§ **WRITTEN EXERCISE**: Copy the listing verbatim, excluding any images found in it.

§ **LISTING**:
========================================

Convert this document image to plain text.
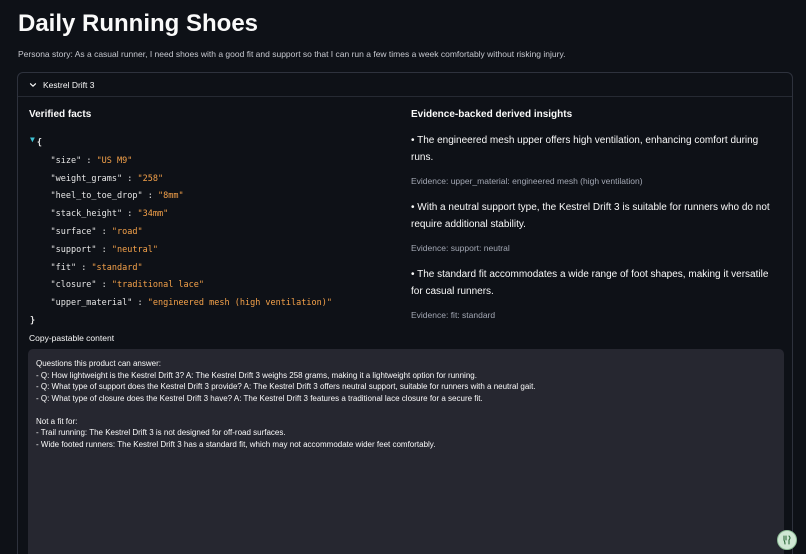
Daily Running Shoes

Persona story: As a casual runner, I need shoes with a good fit and support so that I can run a few times a week comfortably without risking injury.

Kestrel Drift 3
Verified facts
▼ {
"size" : "US M9"
"weight_grams" : "258"
"heel_to_toe_drop" : "8mm"
"stack_height" : "34mm"
"surface" : "road"
"support" : "neutral"
"fit" : "standard"
"closure" : "traditional lace"
"upper_material" : "engineered mesh (high ventilation)"
}
Evidence-backed derived insights
• The engineered mesh upper offers high ventilation, enhancing comfort during runs.
Evidence: upper_material: engineered mesh (high ventilation)
• With a neutral support type, the Kestrel Drift 3 is suitable for runners who do not require additional stability.
Evidence: support: neutral
• The standard fit accommodates a wide range of foot shapes, making it versatile for casual runners.
Evidence: fit: standard
Copy-pastable content
Questions this product can answer:
- Q: How lightweight is the Kestrel Drift 3? A: The Kestrel Drift 3 weighs 258 grams, making it a lightweight option for running.
- Q: What type of support does the Kestrel Drift 3 provide? A: The Kestrel Drift 3 offers neutral support, suitable for runners with a neutral gait.
- Q: What type of closure does the Kestrel Drift 3 have? A: The Kestrel Drift 3 features a traditional lace closure for a secure fit.
Not a fit for:
- Trail running: The Kestrel Drift 3 is not designed for off-road surfaces.
- Wide footed runners: The Kestrel Drift 3 has a standard fit, which may not accommodate wider feet comfortably.
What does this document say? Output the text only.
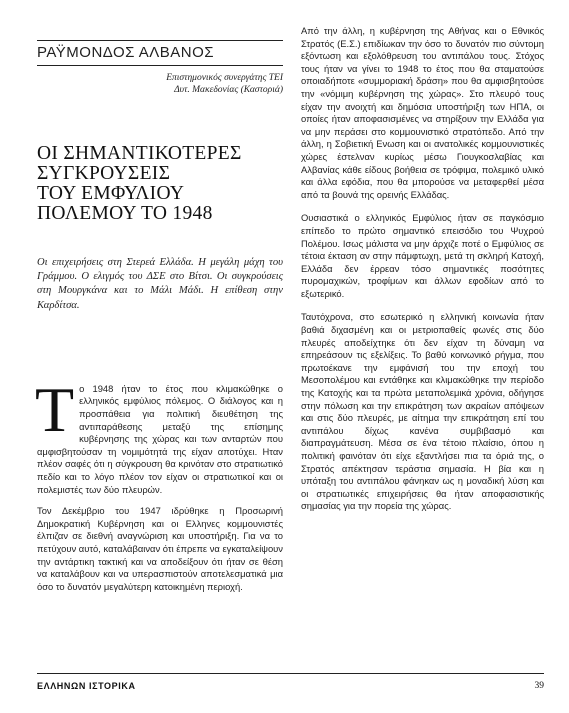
ΡΑΫΜΟΝΔΟΣ ΑΛΒΑΝΟΣ
Επιστημονικός συνεργάτης ΤΕΙ
Δυτ. Μακεδονίας (Καστοριά)
ΟΙ ΣΗΜΑΝΤΙΚΟΤΕΡΕΣ
ΣΥΓΚΡΟΥΣΕΙΣ
ΤΟΥ ΕΜΦΥΛΙΟΥ
ΠΟΛΕΜΟΥ ΤΟ 1948

Οι επιχειρήσεις στη Στερεά Ελλάδα. Η μεγάλη μάχη του Γράμμου. Ο ελιγμός του ΔΣΕ στο Βίτσι. Οι συγκρούσεις στη Μουργκάνα και το Μάλι Μάδι. Η επίθεση στην Καρδίτσα.

Το 1948 ήταν το έτος που κλιμακώθηκε ο ελληνικός εμφύλιος πόλεμος. Ο διάλογος και η προσπάθεια για πολιτική διευθέτηση της αντιπαράθεσης μεταξύ της επίσημης κυβέρνησης της χώρας και των ανταρτών που αμφισβητούσαν τη νομιμότητά της είχαν αποτύχει. Ηταν πλέον σαφές ότι η σύγκρουση θα κρινόταν στο στρατιωτικό πεδίο και το λόγο πλέον τον είχαν οι στρατιωτικοί και οι πολεμιστές των δύο πλευρών.

Τον Δεκέμβριο του 1947 ιδρύθηκε η Προσωρινή Δημοκρατική Κυβέρνηση και οι Ελληνες κομμουνιστές έλπιζαν σε διεθνή αναγνώριση και υποστήριξη. Για να το πετύχουν αυτό, καταλάβαιναν ότι έπρεπε να εγκαταλείψουν την αντάρτικη τακτική και να αποδείξουν ότι ήταν σε θέση να καταλάβουν και να υπερασπιστούν αποτελεσματικά μια όσο το δυνατόν μεγαλύτερη κατοικημένη περιοχή.

Από την άλλη, η κυβέρνηση της Αθήνας και ο Εθνικός Στρατός (Ε.Σ.) επιδίωκαν την όσο το δυνατόν πιο σύντομη εξόντωση και εξολόθρευση του αντιπάλου τους. Στόχος τους ήταν να γίνει το 1948 το έτος που θα σταματούσε οποιαδήποτε «συμμοριακή δράση» που θα αμφισβητούσε την «νόμιμη κυβέρνηση της χώρας». Στο πλευρό τους είχαν την ανοιχτή και δημόσια υποστήριξη των ΗΠΑ, οι οποίες ήταν αποφασισμένες να στηρίξουν την Ελλάδα για να μην περάσει στο κομμουνιστικό στρατόπεδο. Από την άλλη, η Σοβιετική Ενωση και οι ανατολικές κομμουνιστικές χώρες έστελναν κυρίως μέσω Γιουγκοσλαβίας και Αλβανίας κάθε είδους βοήθεια σε τρόφιμα, πολεμικό υλικό και άλλα εφόδια, που θα μπορούσε να μεταφερθεί μέσα από τα βουνά της ορεινής Ελλάδας.

Ουσιαστικά ο ελληνικός Εμφύλιος ήταν σε παγκόσμιο επίπεδο το πρώτο σημαντικό επεισόδιο του Ψυχρού Πολέμου. Ισως μάλιστα να μην άρχιζε ποτέ ο Εμφύλιος σε τέτοια έκταση αν στην πάμφτωχη, μετά τη σκληρή Κατοχή, Ελλάδα δεν έρρεαν τόσο σημαντικές ποσότητες πυρομαχικών, τροφίμων και άλλων εφοδίων από το εξωτερικό.

Ταυτόχρονα, στο εσωτερικό η ελληνική κοινωνία ήταν βαθιά διχασμένη και οι μετριοπαθείς φωνές στις δύο πλευρές αποδείχτηκε ότι δεν είχαν τη δύναμη να επηρεάσουν τις εξελίξεις. Το βαθύ κοινωνικό ρήγμα, που πρωτοέκανε την εμφάνισή του την εποχή του Μεσοπολέμου και εντάθηκε και κλιμακώθηκε την περίοδο της Κατοχής και τα πρώτα μεταπολεμικά χρόνια, οδήγησε στην πόλωση και την επικράτηση των ακραίων απόψεων και στις δύο πλευρές, με αίτημα την επικράτηση επί του αντιπάλου δίχως κανένα συμβιβασμό και διαπραγμάτευση. Μέσα σε ένα τέτοιο πλαίσιο, όπου η πολιτική φαινόταν ότι είχε εξαντλήσει πια τα όριά της, ο Στρατός απέκτησαν τεράστια σημασία. Η βία και η υπόταξη του αντιπάλου φάνηκαν ως η μοναδική λύση και οι στρατιωτικές επιχειρήσεις θα ήταν αποφασιστικής σημασίας για την πορεία της χώρας.

ΕΛΛΗΝΩΝ ΙΣΤΟΡΙΚΑ	39
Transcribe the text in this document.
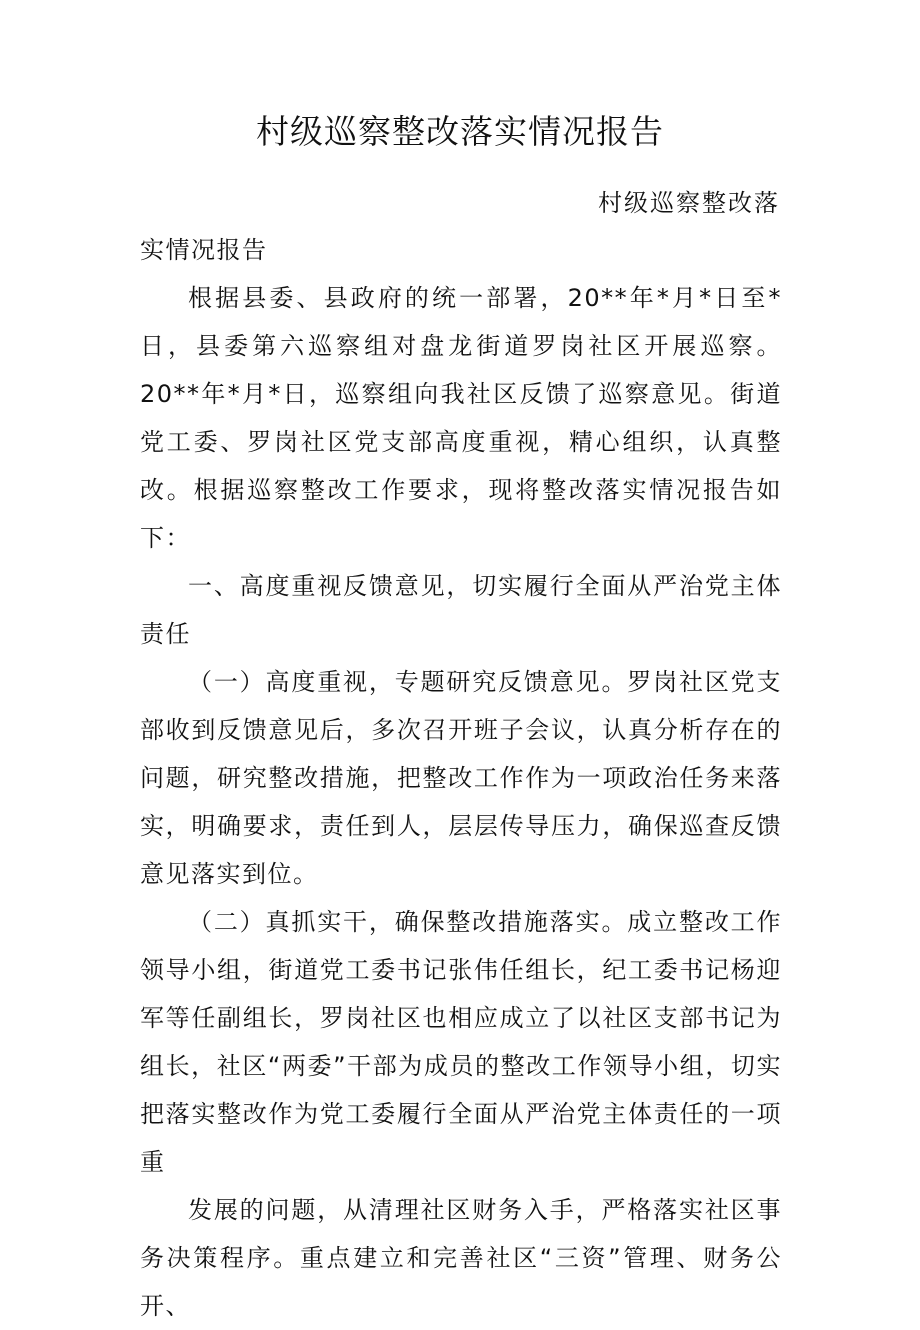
村级巡察整改落实情况报告
村级巡察整改落

实情况报告

根据县委、县政府的统一部署，20**年*月*日至*日，县委第六巡察组对盘龙街道罗岗社区开展巡察。20**年*月*日，巡察组向我社区反馈了巡察意见。街道党工委、罗岗社区党支部高度重视，精心组织，认真整改。根据巡察整改工作要求，现将整改落实情况报告如下：

一、高度重视反馈意见，切实履行全面从严治党主体责任

（一）高度重视，专题研究反馈意见。罗岗社区党支部收到反馈意见后，多次召开班子会议，认真分析存在的问题，研究整改措施，把整改工作作为一项政治任务来落实，明确要求，责任到人，层层传导压力，确保巡查反馈意见落实到位。

（二）真抓实干，确保整改措施落实。成立整改工作领导小组，街道党工委书记张伟任组长，纪工委书记杨迎军等任副组长，罗岗社区也相应成立了以社区支部书记为组长，社区“两委”干部为成员的整改工作领导小组，切实把落实整改作为党工委履行全面从严治党主体责任的一项重

发展的问题，从清理社区财务入手，严格落实社区事务决策程序。重点建立和完善社区“三资”管理、财务公开、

========================================

§ **WORKED SOLUTION**:
Convert this document image to plain text.
Daily Running Shoes

Persona story: As a casual runner, I need shoes with a good fit and support so that I can run a few times a week comfortably without risking injury.

Kestrel Drift 3
Verified facts
▼ {
"size" : "US M9"
"weight_grams" : "258"
"heel_to_toe_drop" : "8mm"
"stack_height" : "34mm"
"surface" : "road"
"support" : "neutral"
"fit" : "standard"
"closure" : "traditional lace"
"upper_material" : "engineered mesh (high ventilation)"
}
Evidence-backed derived insights
• The engineered mesh upper offers high ventilation, enhancing comfort during runs.
Evidence: upper_material: engineered mesh (high ventilation)
• With a neutral support type, the Kestrel Drift 3 is suitable for runners who do not require additional stability.
Evidence: support: neutral
• The standard fit accommodates a wide range of foot shapes, making it versatile for casual runners.
Evidence: fit: standard
Copy-pastable content
Questions this product can answer:
- Q: How lightweight is the Kestrel Drift 3? A: The Kestrel Drift 3 weighs 258 grams, making it a lightweight option for running.
- Q: What type of support does the Kestrel Drift 3 provide? A: The Kestrel Drift 3 offers neutral support, suitable for runners with a neutral gait.
- Q: What type of closure does the Kestrel Drift 3 have? A: The Kestrel Drift 3 features a traditional lace closure for a secure fit.
Not a fit for:
- Trail running: The Kestrel Drift 3 is not designed for off-road surfaces.
- Wide footed runners: The Kestrel Drift 3 has a standard fit, which may not accommodate wider feet comfortably.
What does this document say? Output the text only.
ΡΑΫΜΟΝΔΟΣ ΑΛΒΑΝΟΣ
Επιστημονικός συνεργάτης ΤΕΙ
Δυτ. Μακεδονίας (Καστοριά)
ΟΙ ΣΗΜΑΝΤΙΚΟΤΕΡΕΣ
ΣΥΓΚΡΟΥΣΕΙΣ
ΤΟΥ ΕΜΦΥΛΙΟΥ
ΠΟΛΕΜΟΥ ΤΟ 1948

Οι επιχειρήσεις στη Στερεά Ελλάδα. Η μεγάλη μάχη του Γράμμου. Ο ελιγμός του ΔΣΕ στο Βίτσι. Οι συγκρούσεις στη Μουργκάνα και το Μάλι Μάδι. Η επίθεση στην Καρδίτσα.

Το 1948 ήταν το έτος που κλιμακώθηκε ο ελληνικός εμφύλιος πόλεμος. Ο διάλογος και η προσπάθεια για πολιτική διευθέτηση της αντιπαράθεσης μεταξύ της επίσημης κυβέρνησης της χώρας και των ανταρτών που αμφισβητούσαν τη νομιμότητά της είχαν αποτύχει. Ηταν πλέον σαφές ότι η σύγκρουση θα κρινόταν στο στρατιωτικό πεδίο και το λόγο πλέον τον είχαν οι στρατιωτικοί και οι πολεμιστές των δύο πλευρών.

Τον Δεκέμβριο του 1947 ιδρύθηκε η Προσωρινή Δημοκρατική Κυβέρνηση και οι Ελληνες κομμουνιστές έλπιζαν σε διεθνή αναγνώριση και υποστήριξη. Για να το πετύχουν αυτό, καταλάβαιναν ότι έπρεπε να εγκαταλείψουν την αντάρτικη τακτική και να αποδείξουν ότι ήταν σε θέση να καταλάβουν και να υπερασπιστούν αποτελεσματικά μια όσο το δυνατόν μεγαλύτερη κατοικημένη περιοχή.

Από την άλλη, η κυβέρνηση της Αθήνας και ο Εθνικός Στρατός (Ε.Σ.) επιδίωκαν την όσο το δυνατόν πιο σύντομη εξόντωση και εξολόθρευση του αντιπάλου τους. Στόχος τους ήταν να γίνει το 1948 το έτος που θα σταματούσε οποιαδήποτε «συμμοριακή δράση» που θα αμφισβητούσε την «νόμιμη κυβέρνηση της χώρας». Στο πλευρό τους είχαν την ανοιχτή και δημόσια υποστήριξη των ΗΠΑ, οι οποίες ήταν αποφασισμένες να στηρίξουν την Ελλάδα για να μην περάσει στο κομμουνιστικό στρατόπεδο. Από την άλλη, η Σοβιετική Ενωση και οι ανατολικές κομμουνιστικές χώρες έστελναν κυρίως μέσω Γιουγκοσλαβίας και Αλβανίας κάθε είδους βοήθεια σε τρόφιμα, πολεμικό υλικό και άλλα εφόδια, που θα μπορούσε να μεταφερθεί μέσα από τα βουνά της ορεινής Ελλάδας.

Ουσιαστικά ο ελληνικός Εμφύλιος ήταν σε παγκόσμιο επίπεδο το πρώτο σημαντικό επεισόδιο του Ψυχρού Πολέμου. Ισως μάλιστα να μην άρχιζε ποτέ ο Εμφύλιος σε τέτοια έκταση αν στην πάμφτωχη, μετά τη σκληρή Κατοχή, Ελλάδα δεν έρρεαν τόσο σημαντικές ποσότητες πυρομαχικών, τροφίμων και άλλων εφοδίων από το εξωτερικό.

Ταυτόχρονα, στο εσωτερικό η ελληνική κοινωνία ήταν βαθιά διχασμένη και οι μετριοπαθείς φωνές στις δύο πλευρές αποδείχτηκε ότι δεν είχαν τη δύναμη να επηρεάσουν τις εξελίξεις. Το βαθύ κοινωνικό ρήγμα, που πρωτοέκανε την εμφάνισή του την εποχή του Μεσοπολέμου και εντάθηκε και κλιμακώθηκε την περίοδο της Κατοχής και τα πρώτα μεταπολεμικά χρόνια, οδήγησε στην πόλωση και την επικράτηση των ακραίων απόψεων και στις δύο πλευρές, με αίτημα την επικράτηση επί του αντιπάλου δίχως κανένα συμβιβασμό και διαπραγμάτευση. Μέσα σε ένα τέτοιο πλαίσιο, όπου η πολιτική φαινόταν ότι είχε εξαντλήσει πια τα όριά της, ο Στρατός απέκτησαν τεράστια σημασία. Η βία και η υπόταξη του αντιπάλου φάνηκαν ως η μοναδική λύση και οι στρατιωτικές επιχειρήσεις θα ήταν αποφασιστικής σημασίας για την πορεία της χώρας.

ΕΛΛΗΝΩΝ ΙΣΤΟΡΙΚΑ	39
Transcribe the text in this document.
村级巡察整改落实情况报告
村级巡察整改落

实情况报告

根据县委、县政府的统一部署，20**年*月*日至*日，县委第六巡察组对盘龙街道罗岗社区开展巡察。20**年*月*日，巡察组向我社区反馈了巡察意见。街道党工委、罗岗社区党支部高度重视，精心组织，认真整改。根据巡察整改工作要求，现将整改落实情况报告如下：

一、高度重视反馈意见，切实履行全面从严治党主体责任

（一）高度重视，专题研究反馈意见。罗岗社区党支部收到反馈意见后，多次召开班子会议，认真分析存在的问题，研究整改措施，把整改工作作为一项政治任务来落实，明确要求，责任到人，层层传导压力，确保巡查反馈意见落实到位。

（二）真抓实干，确保整改措施落实。成立整改工作领导小组，街道党工委书记张伟任组长，纪工委书记杨迎军等任副组长，罗岗社区也相应成立了以社区支部书记为组长，社区“两委”干部为成员的整改工作领导小组，切实把落实整改作为党工委履行全面从严治党主体责任的一项重

发展的问题，从清理社区财务入手，严格落实社区事务决策程序。重点建立和完善社区“三资”管理、财务公开、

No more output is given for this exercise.